▸ **Task instructions**
Your output is the line containing "What text is on this page?" plus all lines after it to the end of the records, reproduced exactly, with nothing else.

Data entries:
━━━━━━━━━━

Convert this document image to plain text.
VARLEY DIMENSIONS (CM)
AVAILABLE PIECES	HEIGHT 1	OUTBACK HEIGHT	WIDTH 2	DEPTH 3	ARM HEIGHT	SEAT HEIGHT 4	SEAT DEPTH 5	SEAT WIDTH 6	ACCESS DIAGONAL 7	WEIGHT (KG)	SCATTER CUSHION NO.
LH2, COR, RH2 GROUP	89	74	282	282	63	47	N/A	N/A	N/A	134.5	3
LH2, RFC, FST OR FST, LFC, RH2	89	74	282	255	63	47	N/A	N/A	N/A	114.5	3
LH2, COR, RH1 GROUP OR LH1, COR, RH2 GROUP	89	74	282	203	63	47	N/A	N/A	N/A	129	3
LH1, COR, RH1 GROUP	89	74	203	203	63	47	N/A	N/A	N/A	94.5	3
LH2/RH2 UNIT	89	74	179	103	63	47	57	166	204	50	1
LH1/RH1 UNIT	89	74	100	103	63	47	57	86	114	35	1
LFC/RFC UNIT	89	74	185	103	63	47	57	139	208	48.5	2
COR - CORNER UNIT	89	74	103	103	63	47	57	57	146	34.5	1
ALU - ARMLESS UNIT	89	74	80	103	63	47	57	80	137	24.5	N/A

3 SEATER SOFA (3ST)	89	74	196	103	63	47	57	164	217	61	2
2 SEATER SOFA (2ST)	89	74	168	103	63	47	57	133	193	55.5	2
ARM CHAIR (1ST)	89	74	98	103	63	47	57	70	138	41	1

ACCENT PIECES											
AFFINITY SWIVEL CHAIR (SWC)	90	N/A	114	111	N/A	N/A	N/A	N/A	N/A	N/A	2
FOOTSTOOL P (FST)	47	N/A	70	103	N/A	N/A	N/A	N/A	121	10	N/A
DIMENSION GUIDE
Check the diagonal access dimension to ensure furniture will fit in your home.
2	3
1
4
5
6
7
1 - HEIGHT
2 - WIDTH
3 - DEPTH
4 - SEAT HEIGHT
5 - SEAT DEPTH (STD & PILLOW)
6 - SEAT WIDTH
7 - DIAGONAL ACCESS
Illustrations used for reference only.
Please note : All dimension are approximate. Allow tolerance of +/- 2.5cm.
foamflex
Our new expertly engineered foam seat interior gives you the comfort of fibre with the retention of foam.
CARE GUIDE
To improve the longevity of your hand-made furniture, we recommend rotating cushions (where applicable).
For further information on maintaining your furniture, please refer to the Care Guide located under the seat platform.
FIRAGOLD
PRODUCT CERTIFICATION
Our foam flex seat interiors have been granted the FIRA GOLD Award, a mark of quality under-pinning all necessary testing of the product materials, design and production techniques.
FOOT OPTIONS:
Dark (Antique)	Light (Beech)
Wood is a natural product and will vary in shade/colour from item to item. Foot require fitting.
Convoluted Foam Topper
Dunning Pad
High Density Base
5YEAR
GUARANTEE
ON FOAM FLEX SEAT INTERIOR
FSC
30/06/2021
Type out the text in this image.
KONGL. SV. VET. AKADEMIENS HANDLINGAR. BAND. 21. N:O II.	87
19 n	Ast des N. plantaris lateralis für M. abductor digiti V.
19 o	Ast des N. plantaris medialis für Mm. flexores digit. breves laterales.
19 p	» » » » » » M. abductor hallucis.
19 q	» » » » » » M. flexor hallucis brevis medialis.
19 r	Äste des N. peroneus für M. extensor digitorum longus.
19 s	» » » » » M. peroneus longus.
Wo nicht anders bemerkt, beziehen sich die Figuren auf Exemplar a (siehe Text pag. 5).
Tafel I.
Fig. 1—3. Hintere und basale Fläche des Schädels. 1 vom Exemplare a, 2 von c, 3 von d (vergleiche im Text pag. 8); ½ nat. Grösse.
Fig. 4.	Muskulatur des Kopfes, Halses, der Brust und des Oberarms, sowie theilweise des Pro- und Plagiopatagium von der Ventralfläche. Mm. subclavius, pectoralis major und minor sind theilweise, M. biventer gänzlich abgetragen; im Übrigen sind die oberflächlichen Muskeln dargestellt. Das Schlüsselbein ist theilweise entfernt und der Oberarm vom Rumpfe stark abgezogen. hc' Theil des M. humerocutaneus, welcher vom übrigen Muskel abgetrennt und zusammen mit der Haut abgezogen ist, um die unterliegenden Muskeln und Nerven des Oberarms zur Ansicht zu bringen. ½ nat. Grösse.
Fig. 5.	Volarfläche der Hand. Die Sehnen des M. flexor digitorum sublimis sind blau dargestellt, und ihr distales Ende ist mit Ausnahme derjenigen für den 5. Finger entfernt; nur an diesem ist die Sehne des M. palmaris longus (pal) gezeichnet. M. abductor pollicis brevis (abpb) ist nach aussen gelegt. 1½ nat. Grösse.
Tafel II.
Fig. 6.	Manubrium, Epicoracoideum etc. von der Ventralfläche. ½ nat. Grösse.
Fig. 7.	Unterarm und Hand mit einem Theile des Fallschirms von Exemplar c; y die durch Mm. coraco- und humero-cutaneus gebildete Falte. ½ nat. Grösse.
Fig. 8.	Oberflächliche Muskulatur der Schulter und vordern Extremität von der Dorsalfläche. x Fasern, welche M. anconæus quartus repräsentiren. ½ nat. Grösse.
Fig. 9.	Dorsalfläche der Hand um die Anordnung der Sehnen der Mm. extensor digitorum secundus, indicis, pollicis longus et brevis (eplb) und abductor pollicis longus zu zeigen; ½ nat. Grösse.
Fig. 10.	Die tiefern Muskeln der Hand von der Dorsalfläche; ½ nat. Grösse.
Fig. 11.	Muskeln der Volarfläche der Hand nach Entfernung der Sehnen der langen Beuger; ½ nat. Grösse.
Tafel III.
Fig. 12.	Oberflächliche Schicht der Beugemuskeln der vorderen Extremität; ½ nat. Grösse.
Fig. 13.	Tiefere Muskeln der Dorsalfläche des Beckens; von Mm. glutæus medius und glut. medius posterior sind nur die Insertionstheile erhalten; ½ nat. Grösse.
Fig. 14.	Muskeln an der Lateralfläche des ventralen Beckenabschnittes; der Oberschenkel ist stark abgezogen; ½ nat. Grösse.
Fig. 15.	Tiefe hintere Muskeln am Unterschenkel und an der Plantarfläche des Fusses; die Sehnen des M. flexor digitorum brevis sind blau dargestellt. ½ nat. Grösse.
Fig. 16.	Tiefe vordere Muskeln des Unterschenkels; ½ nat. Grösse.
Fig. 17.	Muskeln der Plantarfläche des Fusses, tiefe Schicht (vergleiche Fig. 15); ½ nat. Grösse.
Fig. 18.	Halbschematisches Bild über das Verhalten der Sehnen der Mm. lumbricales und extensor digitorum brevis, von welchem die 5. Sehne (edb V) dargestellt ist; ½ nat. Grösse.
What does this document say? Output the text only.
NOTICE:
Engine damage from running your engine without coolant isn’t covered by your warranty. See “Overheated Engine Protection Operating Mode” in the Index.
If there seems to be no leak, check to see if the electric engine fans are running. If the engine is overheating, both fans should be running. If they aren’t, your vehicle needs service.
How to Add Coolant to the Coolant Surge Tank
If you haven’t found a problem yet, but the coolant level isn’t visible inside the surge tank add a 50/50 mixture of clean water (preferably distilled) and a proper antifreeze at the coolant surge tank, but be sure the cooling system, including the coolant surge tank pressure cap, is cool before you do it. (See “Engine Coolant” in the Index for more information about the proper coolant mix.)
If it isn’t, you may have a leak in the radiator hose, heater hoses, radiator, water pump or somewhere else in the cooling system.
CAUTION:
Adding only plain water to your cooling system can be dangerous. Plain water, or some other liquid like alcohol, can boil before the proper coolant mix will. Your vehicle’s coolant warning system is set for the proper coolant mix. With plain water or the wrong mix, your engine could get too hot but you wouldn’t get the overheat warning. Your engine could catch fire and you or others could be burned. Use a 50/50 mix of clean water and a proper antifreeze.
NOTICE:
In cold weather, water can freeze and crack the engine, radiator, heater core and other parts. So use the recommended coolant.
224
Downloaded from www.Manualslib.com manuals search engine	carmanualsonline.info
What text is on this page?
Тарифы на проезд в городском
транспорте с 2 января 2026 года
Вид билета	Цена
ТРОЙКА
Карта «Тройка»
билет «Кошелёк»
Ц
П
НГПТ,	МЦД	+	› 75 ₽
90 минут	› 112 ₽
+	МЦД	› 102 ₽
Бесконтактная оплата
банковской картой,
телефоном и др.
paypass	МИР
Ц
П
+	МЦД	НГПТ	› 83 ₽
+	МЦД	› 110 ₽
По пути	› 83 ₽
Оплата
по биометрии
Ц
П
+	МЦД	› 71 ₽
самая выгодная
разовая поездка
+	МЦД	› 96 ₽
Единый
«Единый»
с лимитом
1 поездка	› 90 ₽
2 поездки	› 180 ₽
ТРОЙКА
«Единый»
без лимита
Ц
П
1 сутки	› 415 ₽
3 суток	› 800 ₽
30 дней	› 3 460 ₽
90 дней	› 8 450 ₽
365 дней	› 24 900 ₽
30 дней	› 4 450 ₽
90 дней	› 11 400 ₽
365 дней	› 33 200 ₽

━━━━━━━━━━

▸ **Exercise output**
What text is on this page?
Тарифы на проезд в городском
транспорте с 2 января 2026 года
Вид билета	Цена
ТРОЙКА
Карта «Тройка»
билет «Кошелёк»
Ц
П
НГПТ,	МЦД	+	› 75 ₽
90 минут	› 112 ₽
+	МЦД	› 102 ₽
Бесконтактная оплата
банковской картой,
телефоном и др.
paypass	МИР
Ц
П
+	МЦД	НГПТ	› 83 ₽
+	МЦД	› 110 ₽
По пути	› 83 ₽
Оплата
по биометрии
Ц
П
+	МЦД	› 71 ₽
самая выгодная
разовая поездка
+	МЦД	› 96 ₽
Единый
«Единый»
с лимитом
1 поездка	› 90 ₽
2 поездки	› 180 ₽
ТРОЙКА
«Единый»
без лимита
Ц
П
1 сутки	› 415 ₽
3 суток	› 800 ₽
30 дней	› 3 460 ₽
90 дней	› 8 450 ₽
365 дней	› 24 900 ₽
30 дней	› 4 450 ₽
90 дней	› 11 400 ₽
365 дней	› 33 200 ₽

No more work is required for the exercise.